_Given instruction_: Report every line from the material that contains the word "Christmas".

_Given records_:
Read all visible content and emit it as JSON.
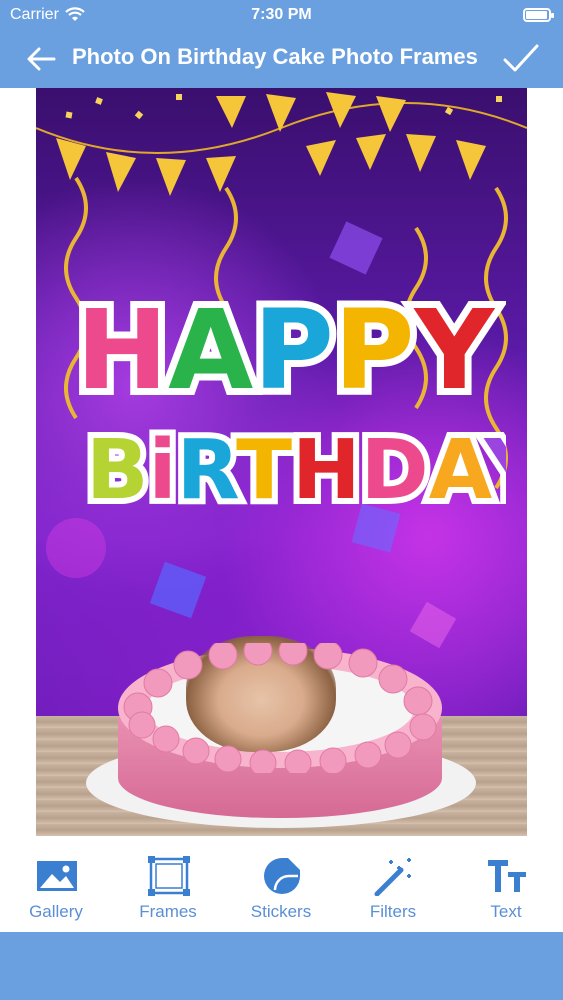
{
  "status": {
    "carrier": "Carrier",
    "time": "7:30 PM"
  },
  "nav": {
    "title": "Photo On Birthday Cake Photo Frames",
    "back_icon": "arrow-left-icon",
    "done_icon": "checkmark-icon"
  },
  "canvas": {
    "headline_1": "HAPPY",
    "headline_2": "BiRTHDAY!"
  },
  "toolbar": {
    "items": [
      {
        "label": "Gallery",
        "icon": "image-icon"
      },
      {
        "label": "Frames",
        "icon": "frame-icon"
      },
      {
        "label": "Stickers",
        "icon": "sticker-icon"
      },
      {
        "label": "Filters",
        "icon": "magic-wand-icon"
      },
      {
        "label": "Text",
        "icon": "text-icon"
      }
    ]
  },
  "colors": {
    "bar": "#6a9fe0",
    "accent": "#3b7fd1"
  }
}
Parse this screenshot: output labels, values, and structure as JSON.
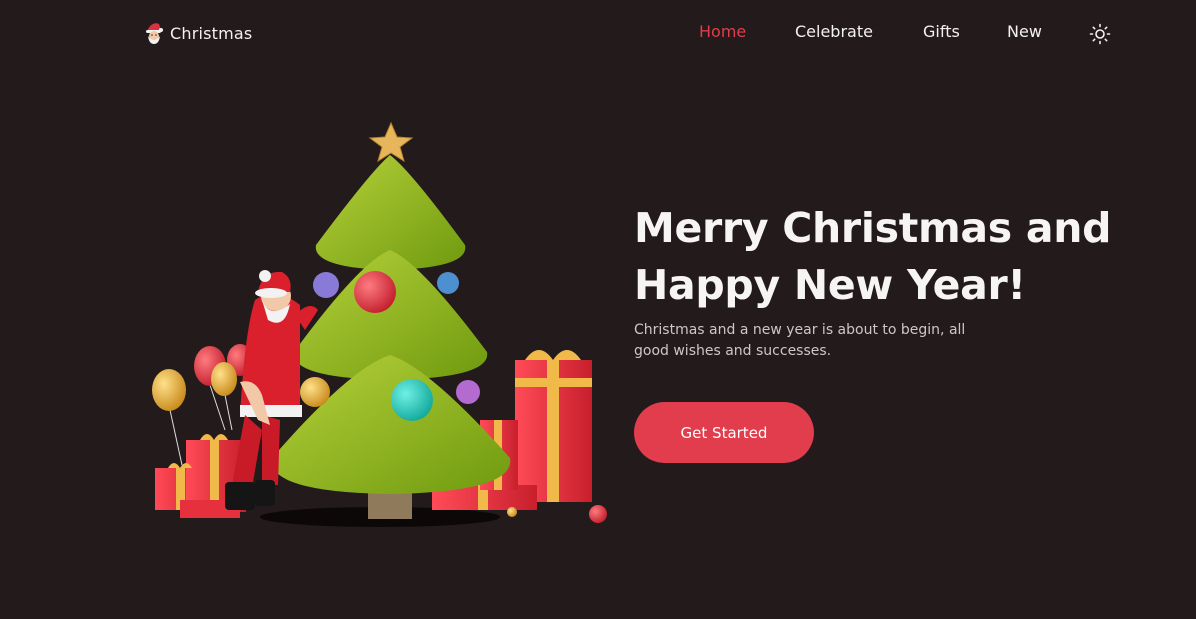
{
  "header": {
    "logo_text": "Christmas",
    "logo_icon": "santa-icon",
    "nav": [
      {
        "label": "Home",
        "active": true
      },
      {
        "label": "Celebrate",
        "active": false
      },
      {
        "label": "Gifts",
        "active": false
      },
      {
        "label": "New",
        "active": false
      }
    ],
    "theme_icon": "sun-icon"
  },
  "hero": {
    "title_line1": "Merry Christmas and",
    "title_line2": "Happy New Year!",
    "description": "Christmas and a new year is about to begin, all good wishes and successes.",
    "cta_label": "Get Started"
  },
  "colors": {
    "background": "#231a1b",
    "accent": "#e23d4d",
    "text": "#f4f1f1"
  }
}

_Final result_:
    "logo_text": "Christmas",
    "title_line1": "Merry Christmas and",
    "description": "Christmas and a new year is about to begin, all good wishes and successes.",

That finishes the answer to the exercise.